━━━━━ Records for processing

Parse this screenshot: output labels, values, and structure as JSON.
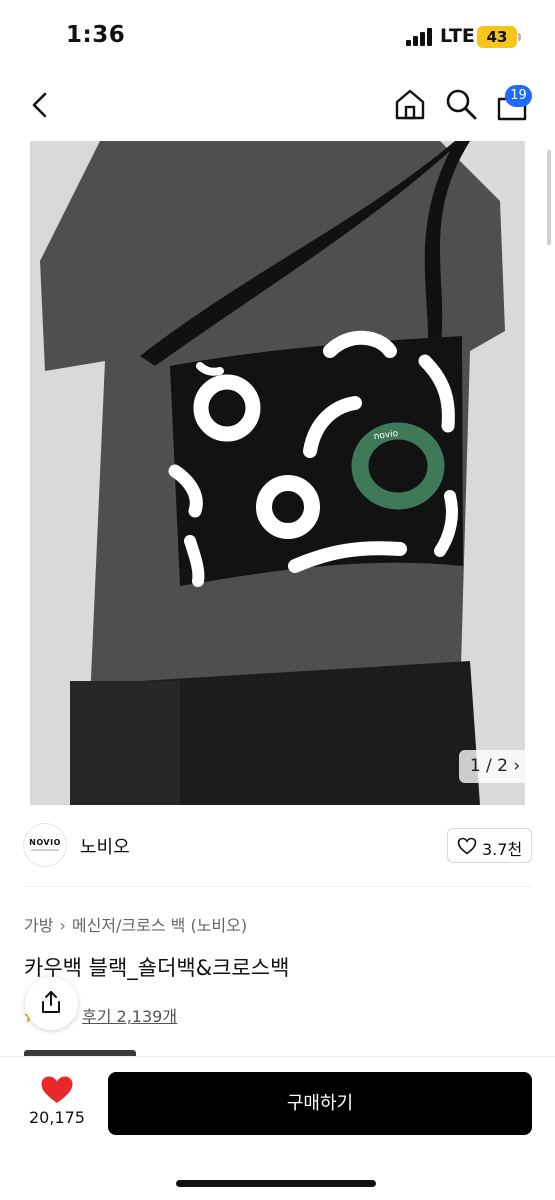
{
  "status_bar": {
    "time": "1:36",
    "network": "LTE",
    "battery": "43"
  },
  "nav": {
    "cart_badge": "19"
  },
  "product_image": {
    "counter": "1 / 2 ›",
    "bag_logo_text": "novio"
  },
  "brand": {
    "logo_text": "NOVIO",
    "name": "노비오",
    "like_count": "3.7천"
  },
  "breadcrumb": [
    "가방",
    "메신저/크로스 백 (노비오)"
  ],
  "product": {
    "title": "카우백 블랙_숄더백&크로스백",
    "reviews": "후기 2,139개"
  },
  "bottom_bar": {
    "wish_count": "20,175",
    "buy_label": "구매하기"
  },
  "colors": {
    "accent": "#1f6bff",
    "heart": "#e8282b",
    "button": "#000000",
    "bag_green": "#3f7a58"
  }
}
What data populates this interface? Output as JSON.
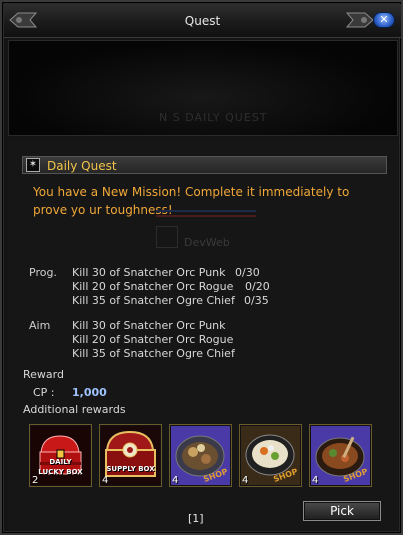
{
  "window": {
    "title": "Quest"
  },
  "banner": {
    "faint_text": "N  S DAILY QUEST"
  },
  "quest": {
    "header": "Daily Quest",
    "mission_text": "You have a New Mission! Complete it immediately to prove yo ur toughness!",
    "watermark": "DevWeb",
    "progress_label": "Prog.",
    "progress": [
      {
        "task": "Kill 30 of Snatcher Orc Punk",
        "count": "0/30"
      },
      {
        "task": "Kill 20 of Snatcher Orc Rogue",
        "count": "0/20"
      },
      {
        "task": "Kill 35 of Snatcher Ogre Chief",
        "count": "0/35"
      }
    ],
    "aim_label": "Aim",
    "aims": [
      "Kill 30 of Snatcher Orc Punk",
      "Kill 20 of Snatcher Orc Rogue",
      "Kill 35 of Snatcher Ogre Chief"
    ]
  },
  "reward": {
    "label": "Reward",
    "cp_label": "CP :",
    "cp_value": "1,000",
    "additional_label": "Additional rewards",
    "items": [
      {
        "name": "daily-lucky-box",
        "art_text_top": "DAILY",
        "art_text_bottom": "LUCKY BOX",
        "count": "2"
      },
      {
        "name": "supply-box",
        "art_text_top": "SUPPLY BOX",
        "count": "4"
      },
      {
        "name": "food-plate",
        "tag": "SHOP",
        "count": "4"
      },
      {
        "name": "soup-bowl",
        "tag": "SHOP",
        "count": "4"
      },
      {
        "name": "stew-bowl",
        "tag": "SHOP",
        "count": "4"
      }
    ]
  },
  "footer": {
    "page": "[1]",
    "pick_label": "Pick"
  },
  "colors": {
    "accent_title": "#f3c44a",
    "mission_text": "#f0a838",
    "cp_value": "#9fc4ff"
  }
}
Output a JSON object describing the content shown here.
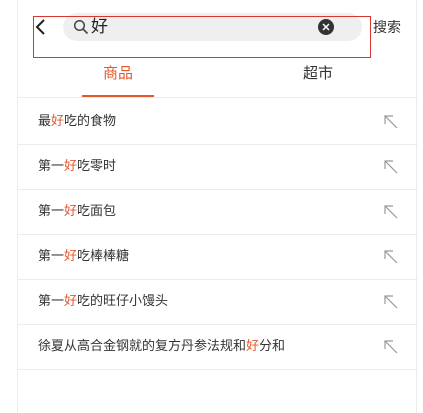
{
  "search": {
    "query": "好",
    "submit_label": "搜索"
  },
  "tabs": [
    {
      "label": "商品",
      "active": true
    },
    {
      "label": "超市",
      "active": false
    }
  ],
  "suggestions": [
    {
      "before": "最",
      "match": "好",
      "after": "吃的食物"
    },
    {
      "before": "第一",
      "match": "好",
      "after": "吃零时"
    },
    {
      "before": "第一",
      "match": "好",
      "after": "吃面包"
    },
    {
      "before": "第一",
      "match": "好",
      "after": "吃棒棒糖"
    },
    {
      "before": "第一",
      "match": "好",
      "after": "吃的旺仔小馒头"
    },
    {
      "before": "徐夏从高合金钢就的复方丹参法规和",
      "match": "好",
      "after": "分和"
    }
  ],
  "colors": {
    "accent": "#e4572e",
    "focus_outline": "#d9362f",
    "search_bg": "#efefef"
  },
  "icons": {
    "back": "chevron-left-icon",
    "search": "magnifier-icon",
    "clear": "clear-circle-icon",
    "fill": "arrow-up-left-icon"
  }
}
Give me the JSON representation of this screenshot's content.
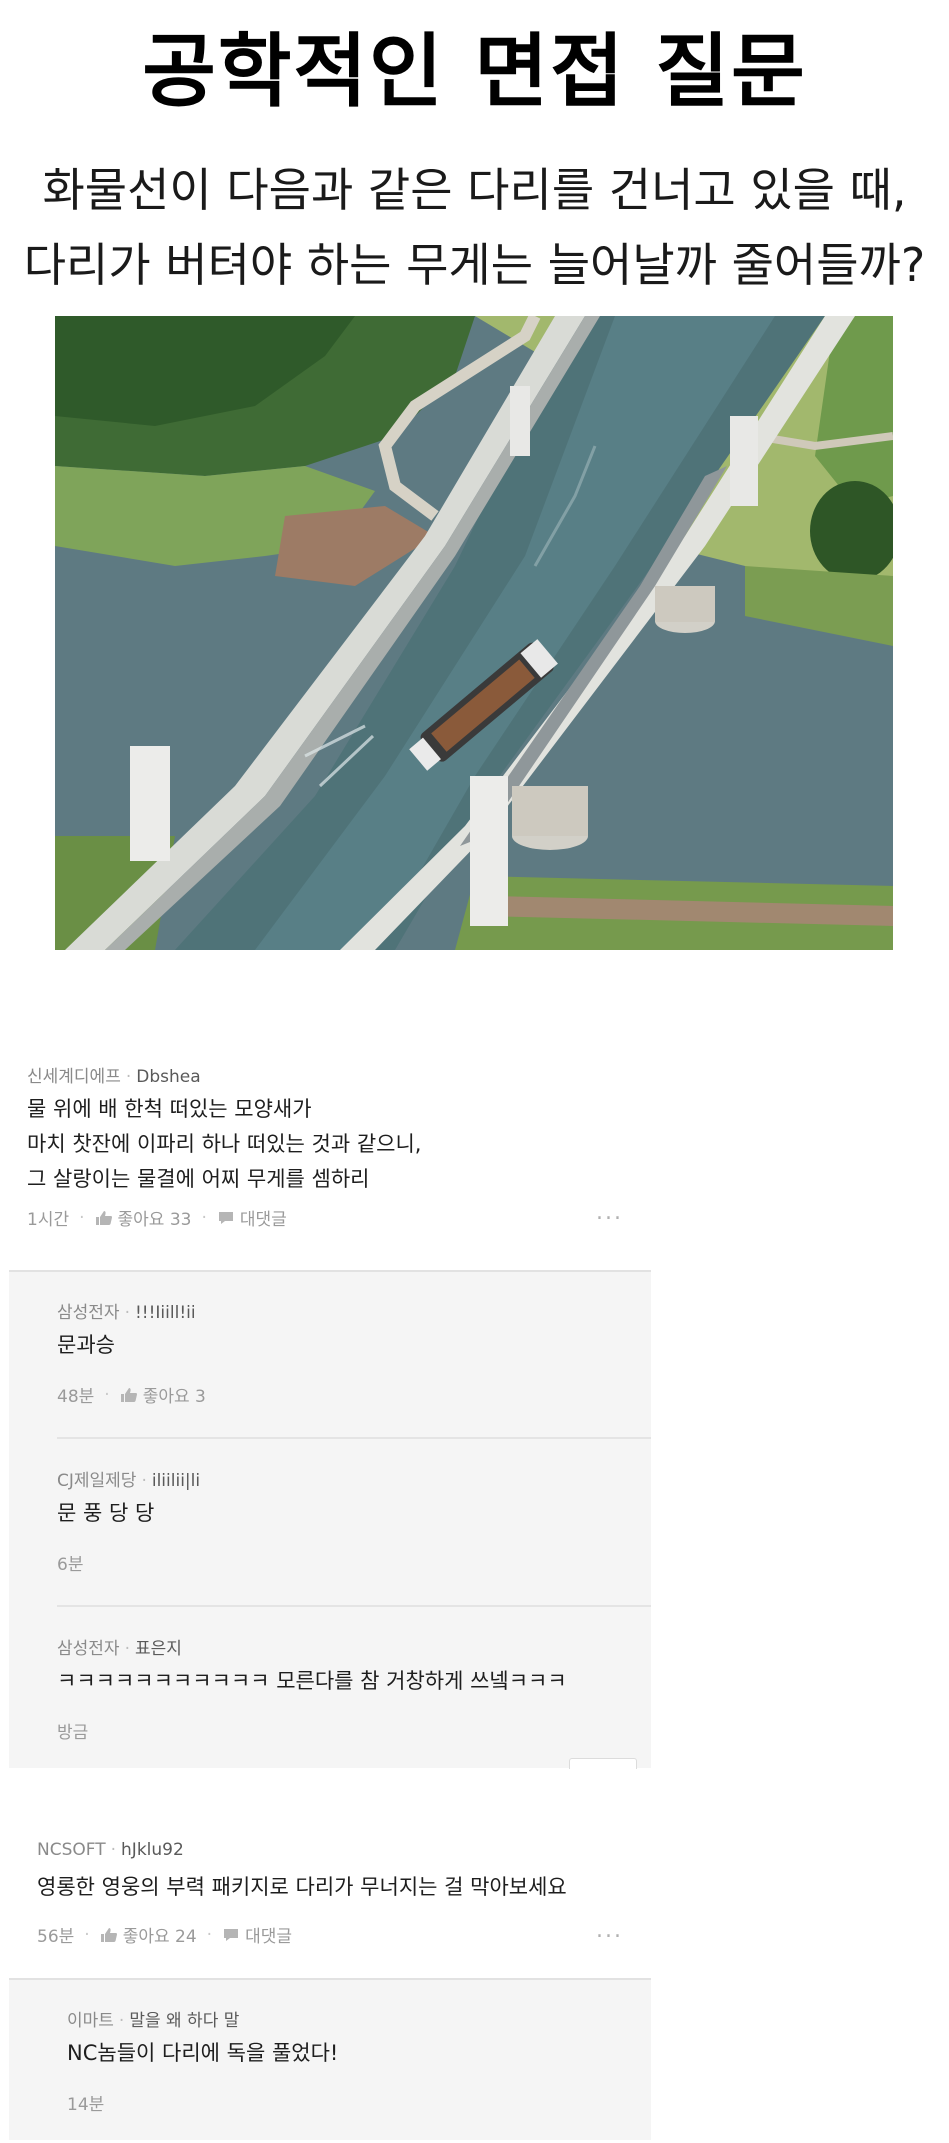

━━━━━━━━━━

# Exercise
Strip out the pictures and quote the remaining data word for word.

# Reply to the task
Parse this screenshot: output labels, values, and structure as JSON.
{
  "status_bar": {
    "time": "1:36",
    "network": "LTE",
    "battery": "43"
  },
  "nav": {
    "cart_badge": "19"
  },
  "product_image": {
    "counter": "1 / 2 ›",
    "bag_logo_text": "novio"
  },
  "brand": {
    "logo_text": "NOVIO",
    "name": "노비오",
    "like_count": "3.7천"
  },
  "breadcrumb": [
    "가방",
    "메신저/크로스 백 (노비오)"
  ],
  "product": {
    "title": "카우백 블랙_숄더백&크로스백",
    "reviews": "후기 2,139개"
  },
  "bottom_bar": {
    "wish_count": "20,175",
    "buy_label": "구매하기"
  },
  "colors": {
    "accent": "#1f6bff",
    "heart": "#e8282b",
    "button": "#000000",
    "bag_green": "#3f7a58"
  }
}
What data populates this interface? Output as JSON.
{
  "window": {
    "title": "Quest"
  },
  "banner": {
    "faint_text": "N  S DAILY QUEST"
  },
  "quest": {
    "header": "Daily Quest",
    "mission_text": "You have a New Mission! Complete it immediately to prove yo ur toughness!",
    "watermark": "DevWeb",
    "progress_label": "Prog.",
    "progress": [
      {
        "task": "Kill 30 of Snatcher Orc Punk",
        "count": "0/30"
      },
      {
        "task": "Kill 20 of Snatcher Orc Rogue",
        "count": "0/20"
      },
      {
        "task": "Kill 35 of Snatcher Ogre Chief",
        "count": "0/35"
      }
    ],
    "aim_label": "Aim",
    "aims": [
      "Kill 30 of Snatcher Orc Punk",
      "Kill 20 of Snatcher Orc Rogue",
      "Kill 35 of Snatcher Ogre Chief"
    ]
  },
  "reward": {
    "label": "Reward",
    "cp_label": "CP :",
    "cp_value": "1,000",
    "additional_label": "Additional rewards",
    "items": [
      {
        "name": "daily-lucky-box",
        "art_text_top": "DAILY",
        "art_text_bottom": "LUCKY BOX",
        "count": "2"
      },
      {
        "name": "supply-box",
        "art_text_top": "SUPPLY BOX",
        "count": "4"
      },
      {
        "name": "food-plate",
        "tag": "SHOP",
        "count": "4"
      },
      {
        "name": "soup-bowl",
        "tag": "SHOP",
        "count": "4"
      },
      {
        "name": "stew-bowl",
        "tag": "SHOP",
        "count": "4"
      }
    ]
  },
  "footer": {
    "page": "[1]",
    "pick_label": "Pick"
  },
  "colors": {
    "accent_title": "#f3c44a",
    "mission_text": "#f0a838",
    "cp_value": "#9fc4ff"
  }
}
Output a JSON object describing the content shown here.
{
  "search": {
    "query": "好",
    "submit_label": "搜索"
  },
  "tabs": [
    {
      "label": "商品",
      "active": true
    },
    {
      "label": "超市",
      "active": false
    }
  ],
  "suggestions": [
    {
      "before": "最",
      "match": "好",
      "after": "吃的食物"
    },
    {
      "before": "第一",
      "match": "好",
      "after": "吃零时"
    },
    {
      "before": "第一",
      "match": "好",
      "after": "吃面包"
    },
    {
      "before": "第一",
      "match": "好",
      "after": "吃棒棒糖"
    },
    {
      "before": "第一",
      "match": "好",
      "after": "吃的旺仔小馒头"
    },
    {
      "before": "徐夏从高合金钢就的复方丹参法规和",
      "match": "好",
      "after": "分和"
    }
  ],
  "colors": {
    "accent": "#e4572e",
    "focus_outline": "#d9362f",
    "search_bg": "#efefef"
  },
  "icons": {
    "back": "chevron-left-icon",
    "search": "magnifier-icon",
    "clear": "clear-circle-icon",
    "fill": "arrow-up-left-icon"
  }
}
Give me the JSON representation of this screenshot's content.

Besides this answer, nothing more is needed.